Exercise goal:
Pull out every line with the word "tutti" from the entries below.

========

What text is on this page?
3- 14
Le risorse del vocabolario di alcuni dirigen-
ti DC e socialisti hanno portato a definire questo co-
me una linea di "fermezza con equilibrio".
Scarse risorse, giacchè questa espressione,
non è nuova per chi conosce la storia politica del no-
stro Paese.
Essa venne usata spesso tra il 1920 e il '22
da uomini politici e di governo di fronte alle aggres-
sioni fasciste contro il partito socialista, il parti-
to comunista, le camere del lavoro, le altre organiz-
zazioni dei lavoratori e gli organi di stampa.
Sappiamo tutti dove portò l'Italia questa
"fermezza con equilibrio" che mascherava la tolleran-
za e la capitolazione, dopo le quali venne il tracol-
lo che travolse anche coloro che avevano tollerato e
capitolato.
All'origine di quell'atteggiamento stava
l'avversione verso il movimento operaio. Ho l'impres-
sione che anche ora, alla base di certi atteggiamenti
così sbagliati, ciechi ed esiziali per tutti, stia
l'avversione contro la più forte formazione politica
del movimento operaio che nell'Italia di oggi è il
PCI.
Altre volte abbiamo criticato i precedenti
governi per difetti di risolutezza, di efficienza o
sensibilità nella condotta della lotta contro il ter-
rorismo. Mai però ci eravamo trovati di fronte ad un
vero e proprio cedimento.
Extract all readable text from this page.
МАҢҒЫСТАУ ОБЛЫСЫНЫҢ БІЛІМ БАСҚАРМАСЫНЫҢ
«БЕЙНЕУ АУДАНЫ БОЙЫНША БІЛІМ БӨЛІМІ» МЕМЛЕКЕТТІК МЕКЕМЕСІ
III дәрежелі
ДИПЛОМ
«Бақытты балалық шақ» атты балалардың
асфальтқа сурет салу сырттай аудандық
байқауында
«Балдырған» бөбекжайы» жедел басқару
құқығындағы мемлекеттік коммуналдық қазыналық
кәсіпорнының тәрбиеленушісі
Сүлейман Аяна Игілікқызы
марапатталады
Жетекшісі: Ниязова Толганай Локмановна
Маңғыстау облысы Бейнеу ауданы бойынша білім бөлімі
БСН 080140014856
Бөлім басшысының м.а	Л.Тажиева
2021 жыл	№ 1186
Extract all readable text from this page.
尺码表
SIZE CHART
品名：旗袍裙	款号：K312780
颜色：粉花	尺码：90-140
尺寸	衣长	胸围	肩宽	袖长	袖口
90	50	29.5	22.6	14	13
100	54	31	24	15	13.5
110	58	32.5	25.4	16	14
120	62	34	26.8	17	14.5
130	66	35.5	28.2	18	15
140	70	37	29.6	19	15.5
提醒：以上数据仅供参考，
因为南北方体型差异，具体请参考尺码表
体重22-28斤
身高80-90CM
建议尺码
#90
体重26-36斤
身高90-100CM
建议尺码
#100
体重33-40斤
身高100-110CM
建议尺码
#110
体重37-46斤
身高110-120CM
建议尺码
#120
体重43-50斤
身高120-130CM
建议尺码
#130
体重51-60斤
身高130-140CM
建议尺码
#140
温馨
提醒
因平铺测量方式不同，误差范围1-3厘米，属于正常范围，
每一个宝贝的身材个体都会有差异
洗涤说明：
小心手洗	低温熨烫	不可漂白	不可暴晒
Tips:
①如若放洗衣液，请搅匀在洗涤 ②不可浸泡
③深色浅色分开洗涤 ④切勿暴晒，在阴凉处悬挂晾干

========

Task output:
Sappiamo tutti dove portò l'Italia questa
così sbagliati, ciechi ed esiziali per tutti, stia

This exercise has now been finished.